Written problem: Using the data below, gather each line that includes the word "pool".

Dataset excerpts:
## begin
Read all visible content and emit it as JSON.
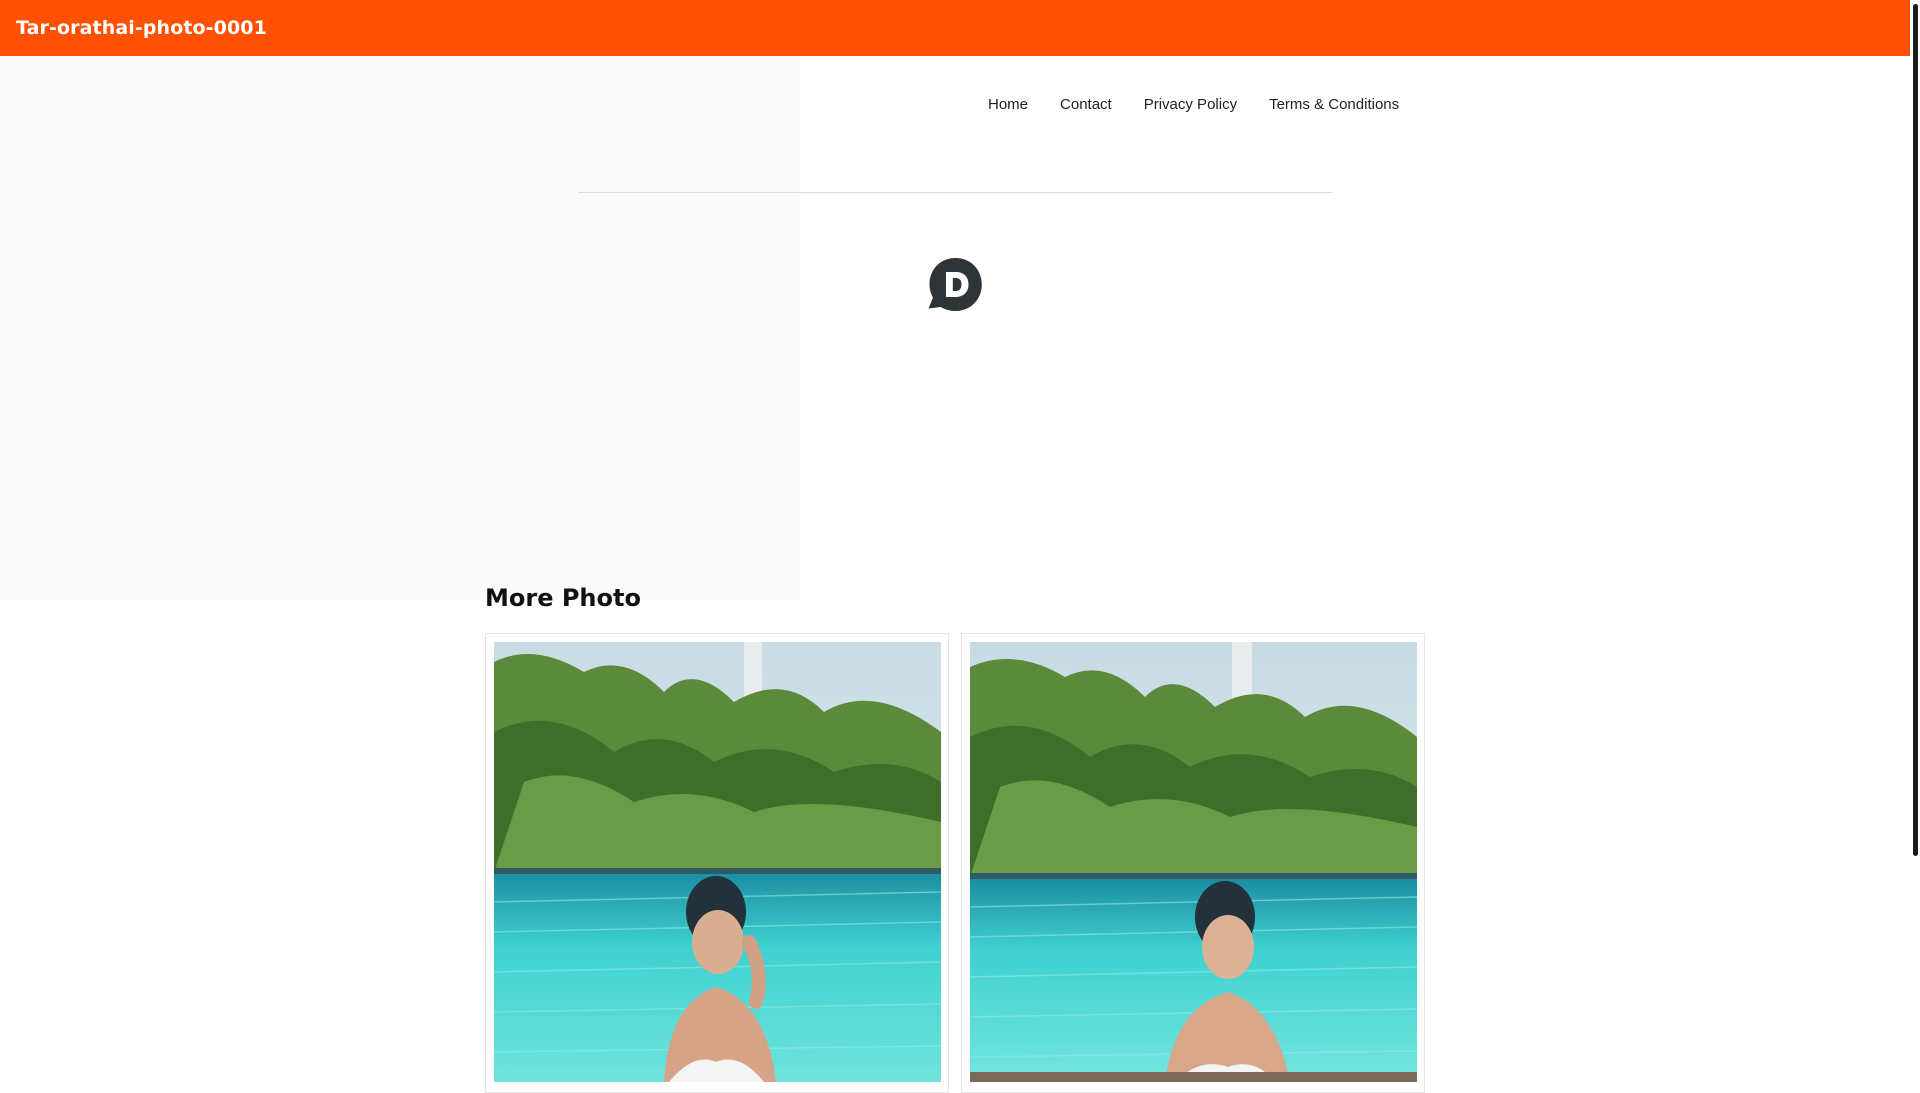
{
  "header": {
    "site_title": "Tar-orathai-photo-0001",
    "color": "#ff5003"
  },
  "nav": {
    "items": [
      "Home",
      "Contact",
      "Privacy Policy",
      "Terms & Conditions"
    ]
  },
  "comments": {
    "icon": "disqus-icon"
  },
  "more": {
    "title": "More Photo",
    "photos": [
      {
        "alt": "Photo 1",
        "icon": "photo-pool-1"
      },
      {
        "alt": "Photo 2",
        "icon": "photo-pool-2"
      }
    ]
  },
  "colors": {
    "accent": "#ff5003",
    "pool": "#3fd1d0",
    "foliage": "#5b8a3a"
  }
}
## end
Worked answer:
        "icon": "photo-pool-1"
        "icon": "photo-pool-2"
    "pool": "#3fd1d0",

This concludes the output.